[GOAL]
Gather, from the data below, each line in which the word "mund" occurs.

## Start EXTRACTED ENTRIES

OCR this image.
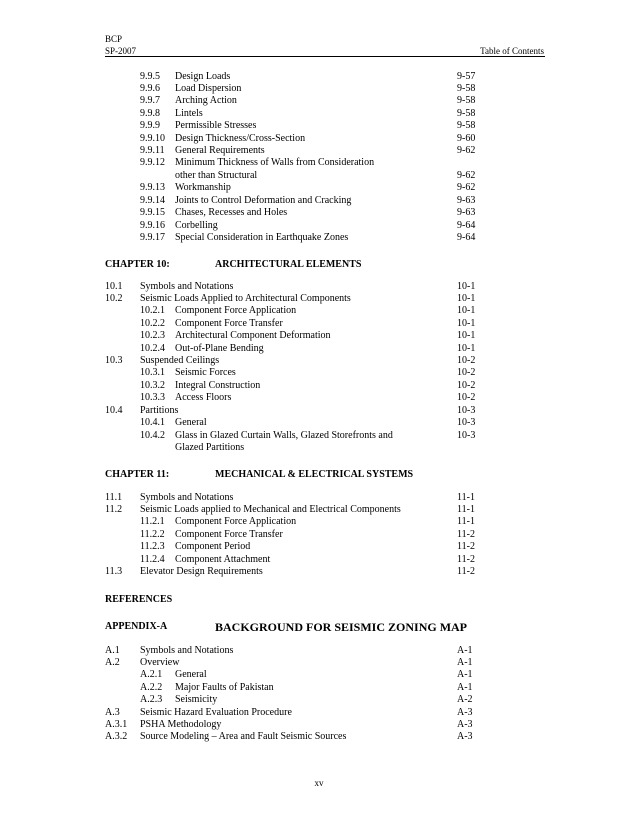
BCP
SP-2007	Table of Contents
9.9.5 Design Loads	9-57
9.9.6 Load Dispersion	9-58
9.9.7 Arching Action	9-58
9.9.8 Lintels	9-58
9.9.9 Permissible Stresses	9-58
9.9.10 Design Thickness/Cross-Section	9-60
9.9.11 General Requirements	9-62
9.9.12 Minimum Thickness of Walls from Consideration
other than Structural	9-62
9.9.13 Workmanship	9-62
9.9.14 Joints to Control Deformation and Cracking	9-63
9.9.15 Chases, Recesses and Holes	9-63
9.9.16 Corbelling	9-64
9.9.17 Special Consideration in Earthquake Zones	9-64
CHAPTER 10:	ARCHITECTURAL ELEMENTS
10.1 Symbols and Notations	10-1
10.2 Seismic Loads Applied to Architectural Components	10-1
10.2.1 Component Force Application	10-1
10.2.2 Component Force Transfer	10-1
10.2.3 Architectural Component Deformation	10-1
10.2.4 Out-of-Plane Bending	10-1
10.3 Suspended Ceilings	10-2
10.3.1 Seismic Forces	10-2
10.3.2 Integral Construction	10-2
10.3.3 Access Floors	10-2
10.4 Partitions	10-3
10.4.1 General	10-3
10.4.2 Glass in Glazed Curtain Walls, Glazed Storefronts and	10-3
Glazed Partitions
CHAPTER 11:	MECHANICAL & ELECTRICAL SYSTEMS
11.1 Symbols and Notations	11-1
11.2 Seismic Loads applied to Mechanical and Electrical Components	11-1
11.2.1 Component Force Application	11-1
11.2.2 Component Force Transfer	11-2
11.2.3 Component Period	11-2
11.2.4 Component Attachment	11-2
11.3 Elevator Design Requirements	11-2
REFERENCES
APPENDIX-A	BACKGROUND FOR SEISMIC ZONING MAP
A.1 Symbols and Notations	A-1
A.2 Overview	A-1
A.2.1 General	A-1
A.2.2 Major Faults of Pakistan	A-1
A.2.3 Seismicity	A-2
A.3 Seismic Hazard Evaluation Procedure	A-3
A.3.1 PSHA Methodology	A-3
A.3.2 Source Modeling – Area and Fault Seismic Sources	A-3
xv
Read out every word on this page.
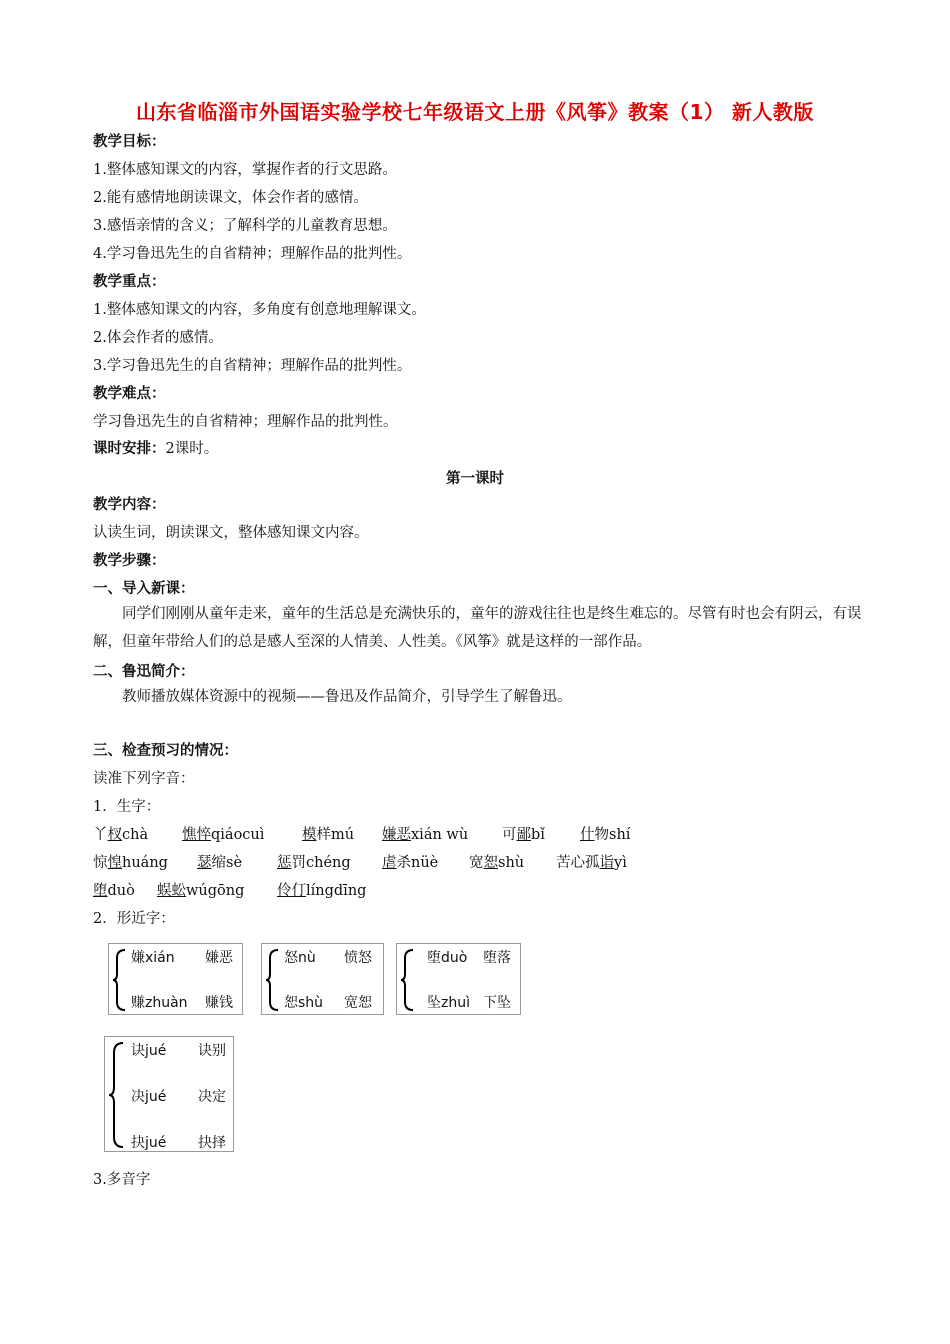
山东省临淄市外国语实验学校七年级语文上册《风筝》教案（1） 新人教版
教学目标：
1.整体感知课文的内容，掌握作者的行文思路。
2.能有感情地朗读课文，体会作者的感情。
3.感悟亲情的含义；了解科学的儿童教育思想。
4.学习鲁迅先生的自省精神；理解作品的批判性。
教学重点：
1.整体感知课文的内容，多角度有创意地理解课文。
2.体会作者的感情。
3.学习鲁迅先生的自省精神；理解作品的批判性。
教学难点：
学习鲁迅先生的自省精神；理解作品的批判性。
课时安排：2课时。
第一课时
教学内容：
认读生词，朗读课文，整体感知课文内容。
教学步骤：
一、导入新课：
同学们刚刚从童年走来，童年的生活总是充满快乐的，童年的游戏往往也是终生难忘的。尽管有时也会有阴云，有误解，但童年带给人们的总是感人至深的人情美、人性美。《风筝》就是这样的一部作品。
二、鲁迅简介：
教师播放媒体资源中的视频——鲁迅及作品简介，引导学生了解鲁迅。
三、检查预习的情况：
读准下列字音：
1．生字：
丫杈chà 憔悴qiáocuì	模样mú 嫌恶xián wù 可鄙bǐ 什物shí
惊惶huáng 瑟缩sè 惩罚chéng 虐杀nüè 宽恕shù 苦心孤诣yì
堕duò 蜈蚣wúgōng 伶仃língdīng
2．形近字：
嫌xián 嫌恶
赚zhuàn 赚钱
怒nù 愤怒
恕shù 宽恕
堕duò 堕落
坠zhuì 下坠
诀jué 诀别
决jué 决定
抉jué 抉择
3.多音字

## End EXTRACTED ENTRIES
## Start EXTRACTED ENTRIES

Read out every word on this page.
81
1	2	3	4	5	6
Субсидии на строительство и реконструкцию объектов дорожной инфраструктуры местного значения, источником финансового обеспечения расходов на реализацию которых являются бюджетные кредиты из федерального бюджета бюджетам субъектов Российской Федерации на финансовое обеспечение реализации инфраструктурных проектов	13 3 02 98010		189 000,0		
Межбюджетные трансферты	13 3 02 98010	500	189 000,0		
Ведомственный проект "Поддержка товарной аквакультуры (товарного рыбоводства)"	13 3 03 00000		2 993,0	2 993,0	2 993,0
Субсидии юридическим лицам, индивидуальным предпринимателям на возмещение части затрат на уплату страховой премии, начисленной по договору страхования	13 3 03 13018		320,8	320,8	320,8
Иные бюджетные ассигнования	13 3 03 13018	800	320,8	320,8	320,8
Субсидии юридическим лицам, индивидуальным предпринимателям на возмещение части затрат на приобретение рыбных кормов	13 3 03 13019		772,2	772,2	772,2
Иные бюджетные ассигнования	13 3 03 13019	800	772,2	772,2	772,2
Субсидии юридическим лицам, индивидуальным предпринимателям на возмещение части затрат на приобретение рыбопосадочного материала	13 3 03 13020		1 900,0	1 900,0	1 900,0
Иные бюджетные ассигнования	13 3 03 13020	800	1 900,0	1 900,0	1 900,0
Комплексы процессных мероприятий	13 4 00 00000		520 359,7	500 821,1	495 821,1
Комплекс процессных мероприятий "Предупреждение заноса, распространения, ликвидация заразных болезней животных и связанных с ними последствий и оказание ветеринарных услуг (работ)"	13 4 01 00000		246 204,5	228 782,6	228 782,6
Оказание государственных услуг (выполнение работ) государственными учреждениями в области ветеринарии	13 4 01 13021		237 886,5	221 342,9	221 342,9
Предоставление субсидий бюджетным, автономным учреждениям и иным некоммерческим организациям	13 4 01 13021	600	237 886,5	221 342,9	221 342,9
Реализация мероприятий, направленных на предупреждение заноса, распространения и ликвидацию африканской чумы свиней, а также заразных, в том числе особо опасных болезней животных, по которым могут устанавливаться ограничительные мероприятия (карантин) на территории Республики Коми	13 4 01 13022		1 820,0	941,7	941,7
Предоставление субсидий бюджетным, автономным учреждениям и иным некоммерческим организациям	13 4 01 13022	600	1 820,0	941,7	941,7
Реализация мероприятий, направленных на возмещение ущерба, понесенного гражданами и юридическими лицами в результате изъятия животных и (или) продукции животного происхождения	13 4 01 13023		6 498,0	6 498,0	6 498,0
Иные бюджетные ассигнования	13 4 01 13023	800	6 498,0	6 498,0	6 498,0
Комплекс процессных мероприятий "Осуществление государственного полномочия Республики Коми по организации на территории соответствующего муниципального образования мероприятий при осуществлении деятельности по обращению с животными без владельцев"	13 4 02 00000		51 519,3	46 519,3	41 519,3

## End EXTRACTED ENTRIES
## Start EXTRACTED ENTRIES

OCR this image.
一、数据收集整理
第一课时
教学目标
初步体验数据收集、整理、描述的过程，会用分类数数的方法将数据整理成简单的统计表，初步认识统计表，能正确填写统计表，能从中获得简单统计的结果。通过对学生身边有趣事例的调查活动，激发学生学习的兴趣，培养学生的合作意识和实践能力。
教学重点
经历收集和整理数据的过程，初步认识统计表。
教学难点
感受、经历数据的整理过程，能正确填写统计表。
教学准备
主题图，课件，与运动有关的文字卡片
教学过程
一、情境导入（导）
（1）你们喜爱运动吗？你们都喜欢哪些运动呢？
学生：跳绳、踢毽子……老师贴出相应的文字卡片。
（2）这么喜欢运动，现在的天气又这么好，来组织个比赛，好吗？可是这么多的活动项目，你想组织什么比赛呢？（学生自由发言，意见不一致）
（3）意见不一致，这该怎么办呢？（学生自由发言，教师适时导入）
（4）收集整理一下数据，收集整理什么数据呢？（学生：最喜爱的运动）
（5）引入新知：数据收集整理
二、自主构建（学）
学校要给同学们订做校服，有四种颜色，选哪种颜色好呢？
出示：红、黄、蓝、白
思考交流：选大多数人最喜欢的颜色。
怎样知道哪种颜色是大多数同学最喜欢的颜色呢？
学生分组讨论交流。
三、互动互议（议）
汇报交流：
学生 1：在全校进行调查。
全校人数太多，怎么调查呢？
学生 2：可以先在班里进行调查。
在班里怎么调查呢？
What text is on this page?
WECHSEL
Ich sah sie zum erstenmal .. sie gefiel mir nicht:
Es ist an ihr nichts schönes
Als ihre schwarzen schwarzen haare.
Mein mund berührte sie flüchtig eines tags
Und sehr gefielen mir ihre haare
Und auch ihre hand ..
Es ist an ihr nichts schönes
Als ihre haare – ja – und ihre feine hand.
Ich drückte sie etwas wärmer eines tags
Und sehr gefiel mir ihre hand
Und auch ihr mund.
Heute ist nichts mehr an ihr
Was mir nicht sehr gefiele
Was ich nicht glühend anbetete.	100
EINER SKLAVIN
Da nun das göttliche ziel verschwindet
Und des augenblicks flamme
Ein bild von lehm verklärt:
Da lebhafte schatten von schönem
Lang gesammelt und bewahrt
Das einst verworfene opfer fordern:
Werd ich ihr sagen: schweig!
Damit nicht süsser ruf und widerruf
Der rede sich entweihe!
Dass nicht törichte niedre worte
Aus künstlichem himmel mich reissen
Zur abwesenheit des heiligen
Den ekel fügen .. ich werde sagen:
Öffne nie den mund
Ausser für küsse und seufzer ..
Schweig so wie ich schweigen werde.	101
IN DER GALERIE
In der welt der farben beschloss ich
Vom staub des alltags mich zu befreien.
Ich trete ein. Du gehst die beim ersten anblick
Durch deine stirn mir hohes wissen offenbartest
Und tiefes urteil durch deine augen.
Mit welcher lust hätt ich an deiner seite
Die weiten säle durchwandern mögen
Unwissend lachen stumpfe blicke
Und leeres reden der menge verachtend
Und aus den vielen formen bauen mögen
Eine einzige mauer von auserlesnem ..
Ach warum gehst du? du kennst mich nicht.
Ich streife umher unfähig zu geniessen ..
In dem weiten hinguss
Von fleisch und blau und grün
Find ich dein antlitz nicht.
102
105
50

## End EXTRACTED ENTRIES

[OUTPUT OF THE EXERCISE]
Mein mund berührte sie flüchtig eines tags
Und auch ihr mund.
Öffne nie den mund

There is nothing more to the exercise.